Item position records

━━━━━━━━━━━━━━━━

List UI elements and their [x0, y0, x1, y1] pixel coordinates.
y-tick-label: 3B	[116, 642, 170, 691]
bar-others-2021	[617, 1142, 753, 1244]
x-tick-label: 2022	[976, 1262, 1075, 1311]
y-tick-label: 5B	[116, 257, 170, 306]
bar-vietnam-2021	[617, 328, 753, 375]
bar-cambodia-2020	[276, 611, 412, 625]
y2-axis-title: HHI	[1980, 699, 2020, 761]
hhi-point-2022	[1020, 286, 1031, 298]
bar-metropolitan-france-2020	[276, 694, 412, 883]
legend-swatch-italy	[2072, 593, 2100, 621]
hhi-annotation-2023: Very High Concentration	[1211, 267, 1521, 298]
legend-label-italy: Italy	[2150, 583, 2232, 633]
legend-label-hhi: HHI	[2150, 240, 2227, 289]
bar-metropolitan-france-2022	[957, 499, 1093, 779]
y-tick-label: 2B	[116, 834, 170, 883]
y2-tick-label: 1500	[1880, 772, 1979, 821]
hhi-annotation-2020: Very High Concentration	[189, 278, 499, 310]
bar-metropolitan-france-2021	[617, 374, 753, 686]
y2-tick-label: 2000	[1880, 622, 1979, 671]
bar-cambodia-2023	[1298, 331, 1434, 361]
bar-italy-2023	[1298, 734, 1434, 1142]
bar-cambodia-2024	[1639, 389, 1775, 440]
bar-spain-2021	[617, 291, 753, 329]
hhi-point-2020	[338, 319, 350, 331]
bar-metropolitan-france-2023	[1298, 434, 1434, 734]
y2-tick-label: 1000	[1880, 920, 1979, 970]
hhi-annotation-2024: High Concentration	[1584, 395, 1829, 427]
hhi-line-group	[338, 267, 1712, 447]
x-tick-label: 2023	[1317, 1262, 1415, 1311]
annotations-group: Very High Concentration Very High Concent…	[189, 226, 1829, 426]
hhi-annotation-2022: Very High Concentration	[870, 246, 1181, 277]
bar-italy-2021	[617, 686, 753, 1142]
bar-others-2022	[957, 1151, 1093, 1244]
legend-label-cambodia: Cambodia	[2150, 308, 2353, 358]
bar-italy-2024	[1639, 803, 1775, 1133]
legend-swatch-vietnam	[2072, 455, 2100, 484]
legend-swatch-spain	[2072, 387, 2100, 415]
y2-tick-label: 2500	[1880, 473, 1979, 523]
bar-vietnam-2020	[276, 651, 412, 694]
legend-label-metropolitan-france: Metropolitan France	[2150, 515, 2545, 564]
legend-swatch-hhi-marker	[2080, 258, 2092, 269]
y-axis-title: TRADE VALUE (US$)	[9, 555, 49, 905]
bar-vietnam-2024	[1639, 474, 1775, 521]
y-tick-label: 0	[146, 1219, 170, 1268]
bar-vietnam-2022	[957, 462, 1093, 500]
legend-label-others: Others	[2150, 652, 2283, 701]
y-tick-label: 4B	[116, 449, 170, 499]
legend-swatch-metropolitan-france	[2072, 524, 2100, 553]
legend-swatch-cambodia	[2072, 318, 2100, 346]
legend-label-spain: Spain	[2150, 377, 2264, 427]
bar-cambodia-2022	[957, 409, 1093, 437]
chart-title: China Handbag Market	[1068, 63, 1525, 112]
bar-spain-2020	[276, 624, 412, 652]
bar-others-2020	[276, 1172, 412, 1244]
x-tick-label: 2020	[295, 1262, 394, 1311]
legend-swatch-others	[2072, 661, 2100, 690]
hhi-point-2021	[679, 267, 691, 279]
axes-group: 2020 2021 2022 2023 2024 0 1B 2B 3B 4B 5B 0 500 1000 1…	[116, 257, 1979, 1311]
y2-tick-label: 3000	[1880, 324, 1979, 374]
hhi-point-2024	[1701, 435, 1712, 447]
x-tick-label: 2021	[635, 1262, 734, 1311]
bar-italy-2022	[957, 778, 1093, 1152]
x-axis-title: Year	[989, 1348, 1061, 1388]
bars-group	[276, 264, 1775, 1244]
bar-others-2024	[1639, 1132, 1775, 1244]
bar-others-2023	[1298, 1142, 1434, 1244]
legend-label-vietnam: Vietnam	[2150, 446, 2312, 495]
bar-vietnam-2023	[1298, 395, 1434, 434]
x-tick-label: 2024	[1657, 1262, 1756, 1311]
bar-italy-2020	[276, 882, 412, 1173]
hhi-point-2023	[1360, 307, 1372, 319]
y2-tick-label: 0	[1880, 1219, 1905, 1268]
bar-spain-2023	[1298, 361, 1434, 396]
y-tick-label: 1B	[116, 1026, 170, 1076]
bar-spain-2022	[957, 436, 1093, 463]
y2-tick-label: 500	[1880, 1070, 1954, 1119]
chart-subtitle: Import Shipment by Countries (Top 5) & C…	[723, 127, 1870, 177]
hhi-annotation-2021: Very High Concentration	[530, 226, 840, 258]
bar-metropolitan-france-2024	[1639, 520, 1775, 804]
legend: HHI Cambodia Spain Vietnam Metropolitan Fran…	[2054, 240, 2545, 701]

━━━━━━━━━━━━━━━━

**STATED EXERCISE**
Reproduce verbatim the part of the records that runs from their first line through the line containing "651, 412, 694]", with both ends included.

**REPLY**
List UI elements and their [x0, y0, x1, y1] pixel coordinates.
y-tick-label: 3B	[116, 642, 170, 691]
bar-others-2021	[617, 1142, 753, 1244]
x-tick-label: 2022	[976, 1262, 1075, 1311]
y-tick-label: 5B	[116, 257, 170, 306]
bar-vietnam-2021	[617, 328, 753, 375]
bar-cambodia-2020	[276, 611, 412, 625]
y2-axis-title: HHI	[1980, 699, 2020, 761]
hhi-point-2022	[1020, 286, 1031, 298]
bar-metropolitan-france-2020	[276, 694, 412, 883]
legend-swatch-italy	[2072, 593, 2100, 621]
hhi-annotation-2023: Very High Concentration	[1211, 267, 1521, 298]
legend-label-italy: Italy	[2150, 583, 2232, 633]
legend-label-hhi: HHI	[2150, 240, 2227, 289]
bar-metropolitan-france-2022	[957, 499, 1093, 779]
y-tick-label: 2B	[116, 834, 170, 883]
y2-tick-label: 1500	[1880, 772, 1979, 821]
hhi-annotation-2020: Very High Concentration	[189, 278, 499, 310]
bar-metropolitan-france-2021	[617, 374, 753, 686]
y2-tick-label: 2000	[1880, 622, 1979, 671]
bar-cambodia-2023	[1298, 331, 1434, 361]
bar-italy-2023	[1298, 734, 1434, 1142]
bar-cambodia-2024	[1639, 389, 1775, 440]
bar-spain-2021	[617, 291, 753, 329]
hhi-point-2020	[338, 319, 350, 331]
bar-metropolitan-france-2023	[1298, 434, 1434, 734]
y2-tick-label: 1000	[1880, 920, 1979, 970]
hhi-annotation-2024: High Concentration	[1584, 395, 1829, 427]
hhi-line-group	[338, 267, 1712, 447]
x-tick-label: 2023	[1317, 1262, 1415, 1311]
annotations-group: Very High Concentration Very High Concent…	[189, 226, 1829, 426]
hhi-annotation-2022: Very High Concentration	[870, 246, 1181, 277]
bar-italy-2021	[617, 686, 753, 1142]
bar-others-2022	[957, 1151, 1093, 1244]
legend-label-cambodia: Cambodia	[2150, 308, 2353, 358]
bar-italy-2024	[1639, 803, 1775, 1133]
legend-swatch-vietnam	[2072, 455, 2100, 484]
legend-swatch-spain	[2072, 387, 2100, 415]
y2-tick-label: 2500	[1880, 473, 1979, 523]
bar-vietnam-2020	[276, 651, 412, 694]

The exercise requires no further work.